* DATA *
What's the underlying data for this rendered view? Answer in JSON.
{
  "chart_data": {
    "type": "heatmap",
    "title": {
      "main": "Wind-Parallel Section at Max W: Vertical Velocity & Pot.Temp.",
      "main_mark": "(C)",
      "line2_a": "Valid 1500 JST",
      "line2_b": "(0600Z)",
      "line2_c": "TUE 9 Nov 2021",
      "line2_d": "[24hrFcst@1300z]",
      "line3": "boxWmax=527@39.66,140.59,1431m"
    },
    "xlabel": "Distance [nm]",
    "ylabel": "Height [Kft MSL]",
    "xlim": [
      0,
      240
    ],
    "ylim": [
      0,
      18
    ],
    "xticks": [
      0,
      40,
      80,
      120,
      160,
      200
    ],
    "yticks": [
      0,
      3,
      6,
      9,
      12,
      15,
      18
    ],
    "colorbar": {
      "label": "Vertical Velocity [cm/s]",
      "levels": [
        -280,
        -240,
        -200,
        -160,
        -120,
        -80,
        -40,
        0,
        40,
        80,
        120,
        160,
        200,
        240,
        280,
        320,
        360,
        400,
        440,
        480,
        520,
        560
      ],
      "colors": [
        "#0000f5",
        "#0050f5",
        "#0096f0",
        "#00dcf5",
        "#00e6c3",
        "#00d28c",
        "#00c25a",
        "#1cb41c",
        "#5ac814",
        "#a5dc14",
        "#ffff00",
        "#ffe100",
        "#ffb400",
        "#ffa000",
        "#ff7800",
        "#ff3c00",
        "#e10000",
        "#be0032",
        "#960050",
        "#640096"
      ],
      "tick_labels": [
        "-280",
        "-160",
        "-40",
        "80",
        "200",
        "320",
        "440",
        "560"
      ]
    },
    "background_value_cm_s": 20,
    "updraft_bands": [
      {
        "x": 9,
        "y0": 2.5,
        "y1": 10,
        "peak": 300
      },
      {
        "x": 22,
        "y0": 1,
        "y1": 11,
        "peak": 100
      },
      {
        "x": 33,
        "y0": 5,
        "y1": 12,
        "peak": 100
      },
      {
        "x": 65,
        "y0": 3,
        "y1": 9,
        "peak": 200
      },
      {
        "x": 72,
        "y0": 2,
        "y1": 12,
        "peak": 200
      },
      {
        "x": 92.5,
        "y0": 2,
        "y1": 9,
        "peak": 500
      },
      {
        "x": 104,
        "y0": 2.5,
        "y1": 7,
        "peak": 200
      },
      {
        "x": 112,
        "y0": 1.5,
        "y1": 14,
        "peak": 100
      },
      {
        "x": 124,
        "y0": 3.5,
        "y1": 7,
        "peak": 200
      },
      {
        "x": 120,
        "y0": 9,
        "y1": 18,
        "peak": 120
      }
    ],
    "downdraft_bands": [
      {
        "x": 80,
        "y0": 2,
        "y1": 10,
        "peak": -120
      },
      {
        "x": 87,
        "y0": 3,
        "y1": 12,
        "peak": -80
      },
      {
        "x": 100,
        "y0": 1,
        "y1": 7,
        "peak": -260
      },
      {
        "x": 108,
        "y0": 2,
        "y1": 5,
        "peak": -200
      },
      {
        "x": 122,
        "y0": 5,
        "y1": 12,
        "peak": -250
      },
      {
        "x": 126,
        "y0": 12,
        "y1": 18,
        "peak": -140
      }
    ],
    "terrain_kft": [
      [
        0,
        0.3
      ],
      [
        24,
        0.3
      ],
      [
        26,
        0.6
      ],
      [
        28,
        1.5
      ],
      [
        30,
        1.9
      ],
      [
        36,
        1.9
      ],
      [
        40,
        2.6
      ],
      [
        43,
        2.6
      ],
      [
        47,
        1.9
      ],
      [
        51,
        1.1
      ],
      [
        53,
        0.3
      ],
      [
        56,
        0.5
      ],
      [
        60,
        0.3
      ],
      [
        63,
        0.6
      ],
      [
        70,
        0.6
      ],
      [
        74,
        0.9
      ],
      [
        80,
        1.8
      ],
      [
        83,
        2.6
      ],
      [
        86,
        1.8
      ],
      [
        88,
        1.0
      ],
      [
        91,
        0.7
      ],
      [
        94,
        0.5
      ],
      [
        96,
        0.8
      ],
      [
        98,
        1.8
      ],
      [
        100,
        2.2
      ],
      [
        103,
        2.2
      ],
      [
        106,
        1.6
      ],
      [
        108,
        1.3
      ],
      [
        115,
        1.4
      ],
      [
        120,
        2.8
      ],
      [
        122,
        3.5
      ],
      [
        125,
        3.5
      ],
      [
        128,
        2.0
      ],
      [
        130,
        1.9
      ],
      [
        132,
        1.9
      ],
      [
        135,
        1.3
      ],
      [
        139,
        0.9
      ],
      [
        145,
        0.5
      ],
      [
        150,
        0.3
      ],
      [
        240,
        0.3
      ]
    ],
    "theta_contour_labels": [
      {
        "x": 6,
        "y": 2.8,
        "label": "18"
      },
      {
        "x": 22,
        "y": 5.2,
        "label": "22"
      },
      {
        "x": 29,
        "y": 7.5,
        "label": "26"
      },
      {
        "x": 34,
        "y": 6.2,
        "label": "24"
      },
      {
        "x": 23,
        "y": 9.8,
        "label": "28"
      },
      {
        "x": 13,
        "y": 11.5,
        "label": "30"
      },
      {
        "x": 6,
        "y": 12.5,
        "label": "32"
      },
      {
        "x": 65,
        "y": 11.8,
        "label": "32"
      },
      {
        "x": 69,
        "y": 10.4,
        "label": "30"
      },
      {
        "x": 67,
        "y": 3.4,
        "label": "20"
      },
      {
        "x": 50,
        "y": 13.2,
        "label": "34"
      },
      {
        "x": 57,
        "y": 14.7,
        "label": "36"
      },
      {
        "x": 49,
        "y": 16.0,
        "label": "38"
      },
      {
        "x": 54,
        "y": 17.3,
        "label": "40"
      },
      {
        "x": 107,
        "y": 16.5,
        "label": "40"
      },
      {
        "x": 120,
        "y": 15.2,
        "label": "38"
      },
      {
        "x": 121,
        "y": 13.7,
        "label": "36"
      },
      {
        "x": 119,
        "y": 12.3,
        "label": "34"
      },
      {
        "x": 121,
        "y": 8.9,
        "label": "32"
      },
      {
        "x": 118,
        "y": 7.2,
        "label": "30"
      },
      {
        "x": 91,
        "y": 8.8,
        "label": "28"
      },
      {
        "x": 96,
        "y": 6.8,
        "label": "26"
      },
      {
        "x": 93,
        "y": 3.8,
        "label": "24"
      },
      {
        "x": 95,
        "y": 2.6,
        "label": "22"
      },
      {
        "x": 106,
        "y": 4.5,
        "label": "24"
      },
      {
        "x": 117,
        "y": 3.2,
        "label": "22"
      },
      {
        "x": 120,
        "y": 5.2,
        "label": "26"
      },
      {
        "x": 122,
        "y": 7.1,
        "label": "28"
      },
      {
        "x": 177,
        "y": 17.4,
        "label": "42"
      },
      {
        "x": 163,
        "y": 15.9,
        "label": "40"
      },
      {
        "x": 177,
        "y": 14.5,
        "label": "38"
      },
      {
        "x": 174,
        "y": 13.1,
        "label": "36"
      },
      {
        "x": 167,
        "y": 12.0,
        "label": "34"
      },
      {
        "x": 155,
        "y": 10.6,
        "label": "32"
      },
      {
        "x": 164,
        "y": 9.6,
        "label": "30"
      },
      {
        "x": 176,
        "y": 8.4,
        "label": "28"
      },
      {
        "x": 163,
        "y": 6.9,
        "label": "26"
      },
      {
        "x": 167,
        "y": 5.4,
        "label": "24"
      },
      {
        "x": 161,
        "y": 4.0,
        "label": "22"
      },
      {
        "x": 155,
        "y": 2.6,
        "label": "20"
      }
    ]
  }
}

* WRITTEN REQUEST *
Look through the data and show every line containing "Velocity".

* FINAL RESULT *
      "main": "Wind-Parallel Section at Max W: Vertical Velocity & Pot.Temp.",
      "label": "Vertical Velocity [cm/s]",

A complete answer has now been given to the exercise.